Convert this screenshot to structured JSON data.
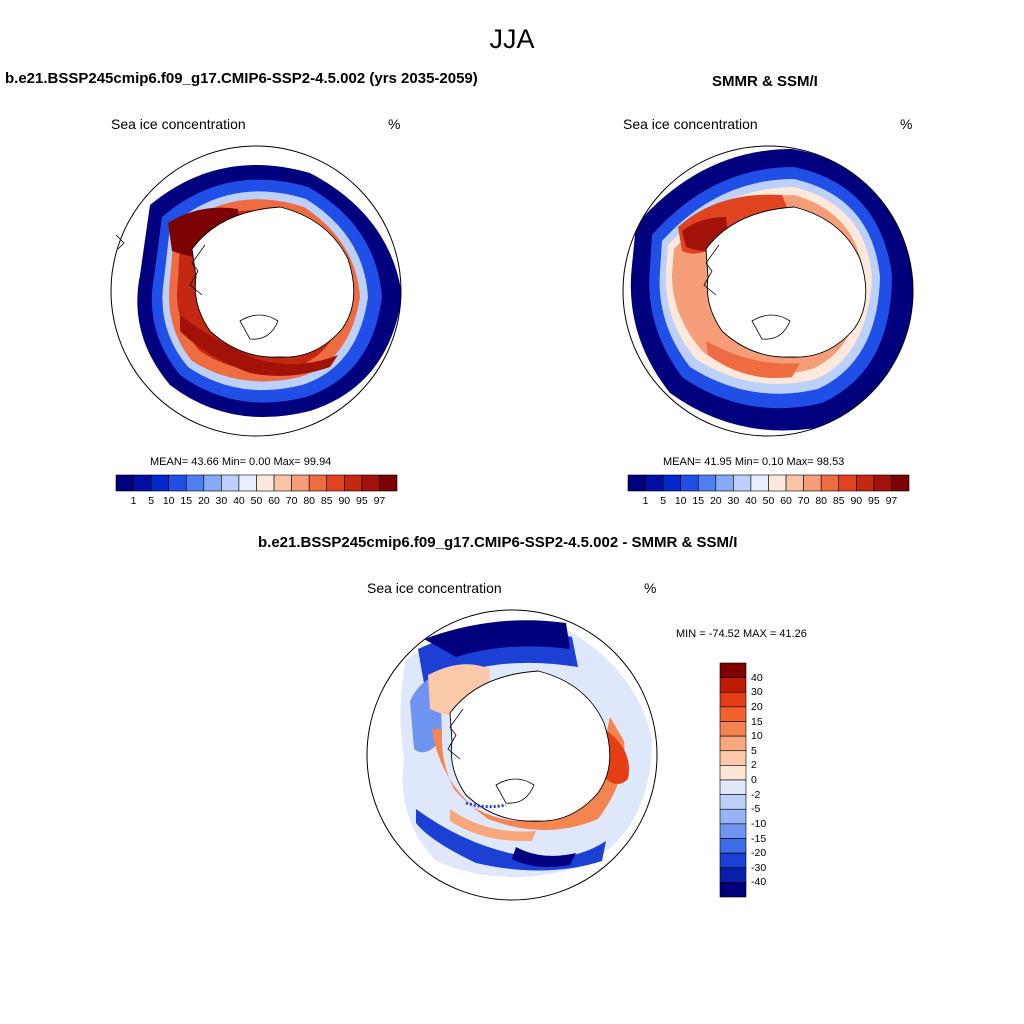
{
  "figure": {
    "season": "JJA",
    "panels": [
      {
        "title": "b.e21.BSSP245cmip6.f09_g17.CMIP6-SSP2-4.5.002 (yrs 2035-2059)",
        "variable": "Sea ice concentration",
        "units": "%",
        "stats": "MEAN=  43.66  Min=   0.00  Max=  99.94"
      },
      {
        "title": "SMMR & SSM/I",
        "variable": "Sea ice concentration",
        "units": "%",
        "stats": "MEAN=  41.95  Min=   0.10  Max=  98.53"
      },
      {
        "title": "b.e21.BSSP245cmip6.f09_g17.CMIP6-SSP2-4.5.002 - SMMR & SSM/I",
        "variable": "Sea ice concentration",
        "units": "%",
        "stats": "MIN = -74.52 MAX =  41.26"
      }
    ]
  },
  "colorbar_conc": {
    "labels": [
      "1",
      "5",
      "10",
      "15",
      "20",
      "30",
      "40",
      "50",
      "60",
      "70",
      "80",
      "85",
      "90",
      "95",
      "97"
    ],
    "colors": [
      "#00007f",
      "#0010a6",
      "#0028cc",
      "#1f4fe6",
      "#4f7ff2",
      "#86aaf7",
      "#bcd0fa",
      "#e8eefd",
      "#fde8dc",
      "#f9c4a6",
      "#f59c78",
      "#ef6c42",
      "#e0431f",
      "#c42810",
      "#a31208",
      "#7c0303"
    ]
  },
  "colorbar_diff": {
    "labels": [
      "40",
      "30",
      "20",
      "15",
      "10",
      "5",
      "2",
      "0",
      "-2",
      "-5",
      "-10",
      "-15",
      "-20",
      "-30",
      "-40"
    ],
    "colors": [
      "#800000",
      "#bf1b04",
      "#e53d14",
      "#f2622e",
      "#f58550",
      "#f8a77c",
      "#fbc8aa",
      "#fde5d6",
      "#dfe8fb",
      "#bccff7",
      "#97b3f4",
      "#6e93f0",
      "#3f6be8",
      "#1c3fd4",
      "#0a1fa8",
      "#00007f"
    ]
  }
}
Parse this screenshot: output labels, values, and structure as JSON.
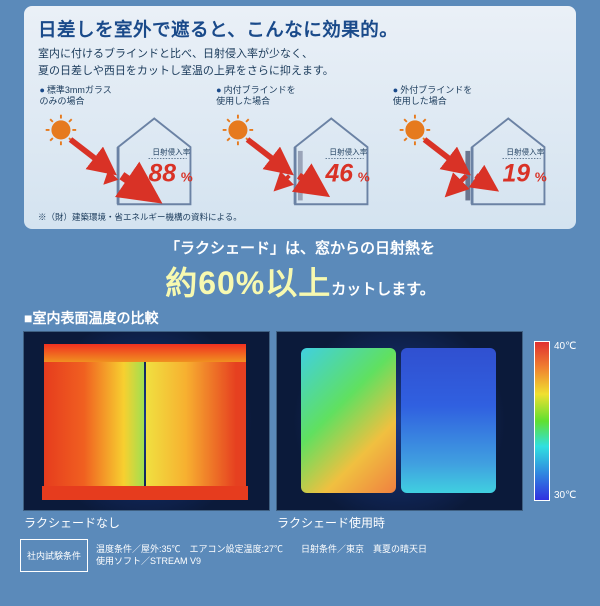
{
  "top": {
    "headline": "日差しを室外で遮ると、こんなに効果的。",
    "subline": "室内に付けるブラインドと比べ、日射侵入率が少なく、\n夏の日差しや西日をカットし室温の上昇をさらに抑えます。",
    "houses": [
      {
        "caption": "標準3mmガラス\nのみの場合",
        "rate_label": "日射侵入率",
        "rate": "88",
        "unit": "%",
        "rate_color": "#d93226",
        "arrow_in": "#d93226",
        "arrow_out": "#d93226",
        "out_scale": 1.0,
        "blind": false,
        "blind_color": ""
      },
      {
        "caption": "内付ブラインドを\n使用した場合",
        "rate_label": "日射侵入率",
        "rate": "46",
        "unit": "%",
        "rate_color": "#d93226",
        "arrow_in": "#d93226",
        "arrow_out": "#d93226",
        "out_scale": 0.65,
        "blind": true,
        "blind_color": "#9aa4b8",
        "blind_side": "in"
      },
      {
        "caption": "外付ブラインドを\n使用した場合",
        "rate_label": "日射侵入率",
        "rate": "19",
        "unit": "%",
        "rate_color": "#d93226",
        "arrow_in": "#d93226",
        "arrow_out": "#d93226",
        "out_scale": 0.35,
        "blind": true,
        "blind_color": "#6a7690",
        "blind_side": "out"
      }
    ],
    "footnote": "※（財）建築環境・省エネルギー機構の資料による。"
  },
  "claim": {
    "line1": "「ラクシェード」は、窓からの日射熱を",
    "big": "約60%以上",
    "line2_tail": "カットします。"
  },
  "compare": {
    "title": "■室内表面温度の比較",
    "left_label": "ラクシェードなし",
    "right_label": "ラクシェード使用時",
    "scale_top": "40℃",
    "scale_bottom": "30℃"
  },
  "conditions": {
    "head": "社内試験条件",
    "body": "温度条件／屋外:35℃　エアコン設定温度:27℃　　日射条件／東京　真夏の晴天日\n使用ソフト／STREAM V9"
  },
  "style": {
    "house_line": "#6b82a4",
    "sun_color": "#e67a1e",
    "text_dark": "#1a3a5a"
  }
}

************

» Written exercise:
Copy each line above where the string "n使用した場合" occurs.

» Full output:
        "caption": "内付ブラインドを\n使用した場合",
        "caption": "外付ブラインドを\n使用した場合",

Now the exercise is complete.